━━ DATASET EXTRACT ━━

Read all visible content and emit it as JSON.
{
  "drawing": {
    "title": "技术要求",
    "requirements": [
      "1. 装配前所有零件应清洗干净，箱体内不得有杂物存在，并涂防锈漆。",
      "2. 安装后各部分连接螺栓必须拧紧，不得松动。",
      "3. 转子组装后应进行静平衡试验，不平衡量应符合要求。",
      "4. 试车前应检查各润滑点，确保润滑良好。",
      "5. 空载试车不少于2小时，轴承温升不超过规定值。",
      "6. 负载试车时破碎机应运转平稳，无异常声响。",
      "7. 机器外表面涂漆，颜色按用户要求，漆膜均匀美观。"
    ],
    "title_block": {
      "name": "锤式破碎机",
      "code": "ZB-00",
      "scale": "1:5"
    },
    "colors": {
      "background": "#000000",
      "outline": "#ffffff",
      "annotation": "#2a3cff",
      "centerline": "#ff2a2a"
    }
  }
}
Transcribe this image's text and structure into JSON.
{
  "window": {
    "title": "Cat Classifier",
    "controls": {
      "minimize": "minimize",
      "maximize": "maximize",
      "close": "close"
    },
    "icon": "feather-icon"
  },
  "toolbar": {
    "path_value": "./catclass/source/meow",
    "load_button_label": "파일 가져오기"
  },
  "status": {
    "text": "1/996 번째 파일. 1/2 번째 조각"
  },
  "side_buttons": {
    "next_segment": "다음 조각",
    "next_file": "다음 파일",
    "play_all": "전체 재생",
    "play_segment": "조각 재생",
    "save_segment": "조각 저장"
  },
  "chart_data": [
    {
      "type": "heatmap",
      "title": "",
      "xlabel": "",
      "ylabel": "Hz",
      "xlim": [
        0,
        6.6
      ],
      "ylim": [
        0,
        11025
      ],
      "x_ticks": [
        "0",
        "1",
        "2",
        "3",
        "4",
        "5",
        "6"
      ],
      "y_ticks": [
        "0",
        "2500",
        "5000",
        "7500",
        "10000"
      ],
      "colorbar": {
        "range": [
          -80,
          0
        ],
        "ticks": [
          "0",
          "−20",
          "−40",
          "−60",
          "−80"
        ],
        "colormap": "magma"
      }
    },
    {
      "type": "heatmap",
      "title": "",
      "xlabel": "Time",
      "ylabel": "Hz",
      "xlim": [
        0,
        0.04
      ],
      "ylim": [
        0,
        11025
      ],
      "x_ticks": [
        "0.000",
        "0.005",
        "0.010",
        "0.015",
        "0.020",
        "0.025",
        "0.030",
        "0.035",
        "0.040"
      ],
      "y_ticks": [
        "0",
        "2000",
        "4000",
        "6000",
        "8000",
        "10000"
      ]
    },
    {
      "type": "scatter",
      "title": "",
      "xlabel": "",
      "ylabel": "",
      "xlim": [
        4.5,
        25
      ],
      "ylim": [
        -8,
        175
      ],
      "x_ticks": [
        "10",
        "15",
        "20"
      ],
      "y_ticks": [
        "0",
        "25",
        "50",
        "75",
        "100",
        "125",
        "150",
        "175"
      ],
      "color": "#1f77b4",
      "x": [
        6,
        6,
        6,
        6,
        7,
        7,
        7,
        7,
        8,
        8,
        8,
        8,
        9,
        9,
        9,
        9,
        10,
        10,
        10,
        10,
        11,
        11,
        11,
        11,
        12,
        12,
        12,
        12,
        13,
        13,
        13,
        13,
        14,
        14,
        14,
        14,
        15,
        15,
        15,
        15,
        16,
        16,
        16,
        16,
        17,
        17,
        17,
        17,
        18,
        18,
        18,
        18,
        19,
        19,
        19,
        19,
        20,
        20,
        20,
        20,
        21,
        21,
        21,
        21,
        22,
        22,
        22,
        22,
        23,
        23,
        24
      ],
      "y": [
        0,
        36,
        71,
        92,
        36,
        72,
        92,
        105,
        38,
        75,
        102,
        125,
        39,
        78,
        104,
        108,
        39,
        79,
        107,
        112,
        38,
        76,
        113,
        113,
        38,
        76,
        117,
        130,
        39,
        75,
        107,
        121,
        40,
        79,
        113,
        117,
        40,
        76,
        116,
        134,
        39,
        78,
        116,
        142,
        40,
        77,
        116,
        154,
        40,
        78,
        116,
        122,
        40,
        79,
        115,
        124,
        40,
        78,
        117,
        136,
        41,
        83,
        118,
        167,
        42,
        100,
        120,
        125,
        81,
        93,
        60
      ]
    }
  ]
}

━━━

Retype the data in full and match it exactly.

* [RESULT BELOW]
Read all visible content and emit it as JSON.
{
  "drawing": {
    "title": "技术要求",
    "requirements": [
      "1. 装配前所有零件应清洗干净，箱体内不得有杂物存在，并涂防锈漆。",
      "2. 安装后各部分连接螺栓必须拧紧，不得松动。",
      "3. 转子组装后应进行静平衡试验，不平衡量应符合要求。",
      "4. 试车前应检查各润滑点，确保润滑良好。",
      "5. 空载试车不少于2小时，轴承温升不超过规定值。",
      "6. 负载试车时破碎机应运转平稳，无异常声响。",
      "7. 机器外表面涂漆，颜色按用户要求，漆膜均匀美观。"
    ],
    "title_block": {
      "name": "锤式破碎机",
      "code": "ZB-00",
      "scale": "1:5"
    },
    "colors": {
      "background": "#000000",
      "outline": "#ffffff",
      "annotation": "#2a3cff",
      "centerline": "#ff2a2a"
    }
  }
}
Transcribe this image's text and structure into JSON.
{
  "window": {
    "title": "Cat Classifier",
    "controls": {
      "minimize": "minimize",
      "maximize": "maximize",
      "close": "close"
    },
    "icon": "feather-icon"
  },
  "toolbar": {
    "path_value": "./catclass/source/meow",
    "load_button_label": "파일 가져오기"
  },
  "status": {
    "text": "1/996 번째 파일. 1/2 번째 조각"
  },
  "side_buttons": {
    "next_segment": "다음 조각",
    "next_file": "다음 파일",
    "play_all": "전체 재생",
    "play_segment": "조각 재생",
    "save_segment": "조각 저장"
  },
  "chart_data": [
    {
      "type": "heatmap",
      "title": "",
      "xlabel": "",
      "ylabel": "Hz",
      "xlim": [
        0,
        6.6
      ],
      "ylim": [
        0,
        11025
      ],
      "x_ticks": [
        "0",
        "1",
        "2",
        "3",
        "4",
        "5",
        "6"
      ],
      "y_ticks": [
        "0",
        "2500",
        "5000",
        "7500",
        "10000"
      ],
      "colorbar": {
        "range": [
          -80,
          0
        ],
        "ticks": [
          "0",
          "−20",
          "−40",
          "−60",
          "−80"
        ],
        "colormap": "magma"
      }
    },
    {
      "type": "heatmap",
      "title": "",
      "xlabel": "Time",
      "ylabel": "Hz",
      "xlim": [
        0,
        0.04
      ],
      "ylim": [
        0,
        11025
      ],
      "x_ticks": [
        "0.000",
        "0.005",
        "0.010",
        "0.015",
        "0.020",
        "0.025",
        "0.030",
        "0.035",
        "0.040"
      ],
      "y_ticks": [
        "0",
        "2000",
        "4000",
        "6000",
        "8000",
        "10000"
      ]
    },
    {
      "type": "scatter",
      "title": "",
      "xlabel": "",
      "ylabel": "",
      "xlim": [
        4.5,
        25
      ],
      "ylim": [
        -8,
        175
      ],
      "x_ticks": [
        "10",
        "15",
        "20"
      ],
      "y_ticks": [
        "0",
        "25",
        "50",
        "75",
        "100",
        "125",
        "150",
        "175"
      ],
      "color": "#1f77b4",
      "x": [
        6,
        6,
        6,
        6,
        7,
        7,
        7,
        7,
        8,
        8,
        8,
        8,
        9,
        9,
        9,
        9,
        10,
        10,
        10,
        10,
        11,
        11,
        11,
        11,
        12,
        12,
        12,
        12,
        13,
        13,
        13,
        13,
        14,
        14,
        14,
        14,
        15,
        15,
        15,
        15,
        16,
        16,
        16,
        16,
        17,
        17,
        17,
        17,
        18,
        18,
        18,
        18,
        19,
        19,
        19,
        19,
        20,
        20,
        20,
        20,
        21,
        21,
        21,
        21,
        22,
        22,
        22,
        22,
        23,
        23,
        24
      ],
      "y": [
        0,
        36,
        71,
        92,
        36,
        72,
        92,
        105,
        38,
        75,
        102,
        125,
        39,
        78,
        104,
        108,
        39,
        79,
        107,
        112,
        38,
        76,
        113,
        113,
        38,
        76,
        117,
        130,
        39,
        75,
        107,
        121,
        40,
        79,
        113,
        117,
        40,
        76,
        116,
        134,
        39,
        78,
        116,
        142,
        40,
        77,
        116,
        154,
        40,
        78,
        116,
        122,
        40,
        79,
        115,
        124,
        40,
        78,
        117,
        136,
        41,
        83,
        118,
        167,
        42,
        100,
        120,
        125,
        81,
        93,
        60
      ]
    }
  ]
}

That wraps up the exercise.